┏━━
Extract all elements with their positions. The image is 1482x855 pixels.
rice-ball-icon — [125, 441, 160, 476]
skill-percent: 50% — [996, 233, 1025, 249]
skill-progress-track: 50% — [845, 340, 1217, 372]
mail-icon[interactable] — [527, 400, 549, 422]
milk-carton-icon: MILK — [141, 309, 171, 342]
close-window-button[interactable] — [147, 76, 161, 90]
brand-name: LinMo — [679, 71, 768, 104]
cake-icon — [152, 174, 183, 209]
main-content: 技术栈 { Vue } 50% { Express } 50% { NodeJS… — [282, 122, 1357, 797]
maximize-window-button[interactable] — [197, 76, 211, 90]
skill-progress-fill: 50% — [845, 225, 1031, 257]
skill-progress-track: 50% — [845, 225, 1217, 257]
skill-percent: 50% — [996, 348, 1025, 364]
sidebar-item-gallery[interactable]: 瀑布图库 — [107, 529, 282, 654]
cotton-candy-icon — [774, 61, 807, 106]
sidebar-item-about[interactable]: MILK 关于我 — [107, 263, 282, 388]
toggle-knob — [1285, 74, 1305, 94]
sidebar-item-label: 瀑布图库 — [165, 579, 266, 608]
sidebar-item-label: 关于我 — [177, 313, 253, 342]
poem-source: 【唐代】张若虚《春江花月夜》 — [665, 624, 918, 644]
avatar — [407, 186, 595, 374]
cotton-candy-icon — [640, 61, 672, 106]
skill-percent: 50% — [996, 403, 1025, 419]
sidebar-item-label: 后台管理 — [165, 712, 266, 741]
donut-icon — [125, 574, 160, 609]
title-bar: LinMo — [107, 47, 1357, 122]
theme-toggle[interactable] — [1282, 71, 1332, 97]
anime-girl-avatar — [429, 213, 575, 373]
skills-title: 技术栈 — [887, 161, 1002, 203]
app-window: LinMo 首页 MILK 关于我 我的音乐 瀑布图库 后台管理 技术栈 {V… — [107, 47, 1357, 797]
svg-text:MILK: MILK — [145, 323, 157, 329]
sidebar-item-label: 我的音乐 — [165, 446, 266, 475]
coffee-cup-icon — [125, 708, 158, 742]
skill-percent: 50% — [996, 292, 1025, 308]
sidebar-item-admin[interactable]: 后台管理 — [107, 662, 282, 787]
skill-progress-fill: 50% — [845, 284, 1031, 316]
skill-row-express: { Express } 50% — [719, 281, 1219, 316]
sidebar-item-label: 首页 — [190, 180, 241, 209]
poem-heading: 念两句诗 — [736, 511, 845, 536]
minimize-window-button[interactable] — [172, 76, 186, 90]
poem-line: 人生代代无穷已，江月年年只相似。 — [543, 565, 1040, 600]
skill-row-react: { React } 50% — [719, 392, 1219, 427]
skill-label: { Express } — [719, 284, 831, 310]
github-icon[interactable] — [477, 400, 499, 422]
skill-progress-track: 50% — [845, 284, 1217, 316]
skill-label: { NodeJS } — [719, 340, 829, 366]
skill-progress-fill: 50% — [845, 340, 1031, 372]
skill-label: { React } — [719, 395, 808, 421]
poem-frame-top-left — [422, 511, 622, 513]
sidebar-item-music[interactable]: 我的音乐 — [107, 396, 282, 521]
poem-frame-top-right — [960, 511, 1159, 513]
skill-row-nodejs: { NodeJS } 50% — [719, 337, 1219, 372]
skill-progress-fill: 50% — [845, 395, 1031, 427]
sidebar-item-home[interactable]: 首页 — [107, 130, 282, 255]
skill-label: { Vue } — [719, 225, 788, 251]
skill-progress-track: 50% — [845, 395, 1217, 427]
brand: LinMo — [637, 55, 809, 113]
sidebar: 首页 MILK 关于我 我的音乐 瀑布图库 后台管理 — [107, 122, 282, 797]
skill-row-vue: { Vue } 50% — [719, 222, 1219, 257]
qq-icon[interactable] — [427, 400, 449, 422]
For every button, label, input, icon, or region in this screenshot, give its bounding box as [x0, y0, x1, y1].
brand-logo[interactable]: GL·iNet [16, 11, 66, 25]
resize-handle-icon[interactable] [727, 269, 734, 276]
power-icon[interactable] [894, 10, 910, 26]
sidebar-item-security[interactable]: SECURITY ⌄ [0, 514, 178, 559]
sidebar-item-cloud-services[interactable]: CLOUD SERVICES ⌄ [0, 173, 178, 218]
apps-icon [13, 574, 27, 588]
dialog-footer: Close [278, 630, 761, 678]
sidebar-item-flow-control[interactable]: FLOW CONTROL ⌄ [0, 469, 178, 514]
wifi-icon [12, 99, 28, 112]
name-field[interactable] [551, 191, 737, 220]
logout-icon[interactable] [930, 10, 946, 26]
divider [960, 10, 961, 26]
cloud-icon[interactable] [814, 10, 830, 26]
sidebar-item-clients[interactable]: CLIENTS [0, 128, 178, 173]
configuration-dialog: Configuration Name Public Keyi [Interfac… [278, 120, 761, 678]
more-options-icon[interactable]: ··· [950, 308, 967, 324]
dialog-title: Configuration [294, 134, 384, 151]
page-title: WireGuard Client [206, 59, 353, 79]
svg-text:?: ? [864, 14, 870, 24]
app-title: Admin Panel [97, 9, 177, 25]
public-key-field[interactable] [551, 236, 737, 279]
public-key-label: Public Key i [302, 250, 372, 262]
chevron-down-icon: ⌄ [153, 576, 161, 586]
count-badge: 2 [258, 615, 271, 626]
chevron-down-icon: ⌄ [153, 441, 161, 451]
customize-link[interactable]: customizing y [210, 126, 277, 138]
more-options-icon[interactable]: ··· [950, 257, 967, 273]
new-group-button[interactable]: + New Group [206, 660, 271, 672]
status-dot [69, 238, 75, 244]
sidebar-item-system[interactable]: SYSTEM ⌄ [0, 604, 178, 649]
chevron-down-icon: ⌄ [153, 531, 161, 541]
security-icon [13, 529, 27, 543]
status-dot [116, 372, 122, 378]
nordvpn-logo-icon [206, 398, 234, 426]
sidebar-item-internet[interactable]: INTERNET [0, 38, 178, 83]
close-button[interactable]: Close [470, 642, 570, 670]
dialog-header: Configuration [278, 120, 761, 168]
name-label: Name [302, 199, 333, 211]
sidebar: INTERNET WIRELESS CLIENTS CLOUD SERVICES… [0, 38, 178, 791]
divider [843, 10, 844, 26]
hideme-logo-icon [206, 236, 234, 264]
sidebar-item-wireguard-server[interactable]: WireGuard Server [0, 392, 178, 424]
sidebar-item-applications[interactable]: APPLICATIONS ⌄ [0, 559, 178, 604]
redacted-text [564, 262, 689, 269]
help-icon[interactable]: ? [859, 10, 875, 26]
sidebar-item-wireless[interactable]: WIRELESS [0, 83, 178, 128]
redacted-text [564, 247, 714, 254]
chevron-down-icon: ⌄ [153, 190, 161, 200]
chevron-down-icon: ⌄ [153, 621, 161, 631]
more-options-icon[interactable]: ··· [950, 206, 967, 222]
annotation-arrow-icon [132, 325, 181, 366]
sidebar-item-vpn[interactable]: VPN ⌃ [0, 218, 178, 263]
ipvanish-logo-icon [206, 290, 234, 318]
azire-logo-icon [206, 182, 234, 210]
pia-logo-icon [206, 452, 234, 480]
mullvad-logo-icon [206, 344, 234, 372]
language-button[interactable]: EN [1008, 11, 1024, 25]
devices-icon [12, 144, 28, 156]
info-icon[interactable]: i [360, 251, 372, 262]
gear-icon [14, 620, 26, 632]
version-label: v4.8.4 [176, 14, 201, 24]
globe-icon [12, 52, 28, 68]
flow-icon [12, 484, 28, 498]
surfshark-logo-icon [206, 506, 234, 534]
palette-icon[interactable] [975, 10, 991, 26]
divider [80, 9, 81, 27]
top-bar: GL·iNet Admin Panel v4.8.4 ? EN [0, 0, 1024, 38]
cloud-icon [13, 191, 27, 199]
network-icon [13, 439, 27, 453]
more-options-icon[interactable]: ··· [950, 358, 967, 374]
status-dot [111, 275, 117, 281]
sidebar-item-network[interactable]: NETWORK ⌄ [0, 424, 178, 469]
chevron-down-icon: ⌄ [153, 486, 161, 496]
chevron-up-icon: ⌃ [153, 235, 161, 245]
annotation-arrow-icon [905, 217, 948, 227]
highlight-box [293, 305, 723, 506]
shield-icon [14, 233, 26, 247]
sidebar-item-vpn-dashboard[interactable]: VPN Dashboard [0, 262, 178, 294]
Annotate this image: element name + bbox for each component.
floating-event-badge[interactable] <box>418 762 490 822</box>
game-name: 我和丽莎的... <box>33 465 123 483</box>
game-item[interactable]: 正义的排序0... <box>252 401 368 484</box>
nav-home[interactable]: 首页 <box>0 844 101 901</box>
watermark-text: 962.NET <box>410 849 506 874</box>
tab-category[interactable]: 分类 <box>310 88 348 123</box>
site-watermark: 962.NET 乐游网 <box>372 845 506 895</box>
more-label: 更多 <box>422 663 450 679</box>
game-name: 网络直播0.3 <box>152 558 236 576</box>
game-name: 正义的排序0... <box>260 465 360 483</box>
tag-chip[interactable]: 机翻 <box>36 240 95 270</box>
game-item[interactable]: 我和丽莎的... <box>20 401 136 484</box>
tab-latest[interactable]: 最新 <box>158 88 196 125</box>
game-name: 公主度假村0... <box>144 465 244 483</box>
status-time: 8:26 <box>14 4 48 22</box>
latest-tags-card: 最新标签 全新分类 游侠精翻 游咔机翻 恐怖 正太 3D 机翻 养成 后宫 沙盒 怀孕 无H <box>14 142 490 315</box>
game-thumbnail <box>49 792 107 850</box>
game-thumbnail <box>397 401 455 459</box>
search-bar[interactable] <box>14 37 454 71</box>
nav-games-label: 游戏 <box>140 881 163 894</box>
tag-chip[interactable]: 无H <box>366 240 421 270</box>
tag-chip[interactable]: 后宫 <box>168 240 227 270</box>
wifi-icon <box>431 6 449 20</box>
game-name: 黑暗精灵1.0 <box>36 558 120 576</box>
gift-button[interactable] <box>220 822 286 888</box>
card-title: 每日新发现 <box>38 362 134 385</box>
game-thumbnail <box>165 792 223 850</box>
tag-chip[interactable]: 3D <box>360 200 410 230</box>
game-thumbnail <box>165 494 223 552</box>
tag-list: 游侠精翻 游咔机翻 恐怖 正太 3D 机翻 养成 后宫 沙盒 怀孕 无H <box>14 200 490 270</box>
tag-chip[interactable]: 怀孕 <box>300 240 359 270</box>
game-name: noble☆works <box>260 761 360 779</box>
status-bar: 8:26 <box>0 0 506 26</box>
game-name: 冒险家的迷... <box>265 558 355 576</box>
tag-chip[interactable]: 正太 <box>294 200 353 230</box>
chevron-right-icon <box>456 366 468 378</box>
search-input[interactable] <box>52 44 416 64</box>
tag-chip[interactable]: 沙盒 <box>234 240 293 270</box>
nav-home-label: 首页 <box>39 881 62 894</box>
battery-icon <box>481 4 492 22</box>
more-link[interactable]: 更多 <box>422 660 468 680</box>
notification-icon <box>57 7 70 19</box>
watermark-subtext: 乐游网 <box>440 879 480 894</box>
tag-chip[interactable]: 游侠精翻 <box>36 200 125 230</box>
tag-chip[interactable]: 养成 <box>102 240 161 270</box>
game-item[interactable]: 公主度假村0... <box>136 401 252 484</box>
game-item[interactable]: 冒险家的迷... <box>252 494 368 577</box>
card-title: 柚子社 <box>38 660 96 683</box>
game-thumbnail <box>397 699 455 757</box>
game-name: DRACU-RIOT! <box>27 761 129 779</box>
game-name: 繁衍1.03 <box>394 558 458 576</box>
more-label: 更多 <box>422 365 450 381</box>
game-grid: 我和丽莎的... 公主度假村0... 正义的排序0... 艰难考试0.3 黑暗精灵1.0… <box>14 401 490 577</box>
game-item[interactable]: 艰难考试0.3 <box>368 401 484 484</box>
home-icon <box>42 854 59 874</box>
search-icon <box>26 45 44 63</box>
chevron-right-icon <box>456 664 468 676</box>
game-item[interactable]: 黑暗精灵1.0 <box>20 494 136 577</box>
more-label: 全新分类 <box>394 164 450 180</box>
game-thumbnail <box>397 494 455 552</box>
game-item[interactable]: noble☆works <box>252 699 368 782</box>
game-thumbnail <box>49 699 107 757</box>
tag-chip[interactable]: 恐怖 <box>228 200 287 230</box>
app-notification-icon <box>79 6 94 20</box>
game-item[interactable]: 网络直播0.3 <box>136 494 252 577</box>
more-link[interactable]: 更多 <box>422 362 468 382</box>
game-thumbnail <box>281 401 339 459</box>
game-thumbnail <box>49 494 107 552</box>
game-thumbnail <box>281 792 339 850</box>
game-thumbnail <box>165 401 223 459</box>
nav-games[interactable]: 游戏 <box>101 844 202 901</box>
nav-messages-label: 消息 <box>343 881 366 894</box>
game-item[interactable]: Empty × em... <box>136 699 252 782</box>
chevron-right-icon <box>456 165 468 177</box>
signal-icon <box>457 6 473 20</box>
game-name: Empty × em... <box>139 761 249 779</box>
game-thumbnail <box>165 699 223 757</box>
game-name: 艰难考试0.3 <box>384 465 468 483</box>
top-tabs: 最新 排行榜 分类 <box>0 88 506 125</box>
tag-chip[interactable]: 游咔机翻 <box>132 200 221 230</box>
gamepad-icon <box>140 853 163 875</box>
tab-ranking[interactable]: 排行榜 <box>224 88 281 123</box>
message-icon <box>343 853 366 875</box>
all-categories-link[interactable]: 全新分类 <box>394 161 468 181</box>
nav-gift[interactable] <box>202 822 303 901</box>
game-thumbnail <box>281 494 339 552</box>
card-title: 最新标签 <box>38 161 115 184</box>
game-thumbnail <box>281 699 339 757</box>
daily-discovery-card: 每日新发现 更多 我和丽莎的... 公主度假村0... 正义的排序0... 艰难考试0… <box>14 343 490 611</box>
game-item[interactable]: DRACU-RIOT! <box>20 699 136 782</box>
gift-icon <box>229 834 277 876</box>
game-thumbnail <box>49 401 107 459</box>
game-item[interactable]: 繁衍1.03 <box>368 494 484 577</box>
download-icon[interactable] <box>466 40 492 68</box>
┗━━
** Requirement **
Starting with the first of the lines above and going on through the line that contains "cake-icon — [152, 174, 183, 209]", copy out each line unchanged.

** Result for this task **
Extract all elements with their positions. The image is 1482x855 pixels.
rice-ball-icon — [125, 441, 160, 476]
skill-percent: 50% — [996, 233, 1025, 249]
skill-progress-track: 50% — [845, 340, 1217, 372]
mail-icon[interactable] — [527, 400, 549, 422]
milk-carton-icon: MILK — [141, 309, 171, 342]
close-window-button[interactable] — [147, 76, 161, 90]
brand-name: LinMo — [679, 71, 768, 104]
cake-icon — [152, 174, 183, 209]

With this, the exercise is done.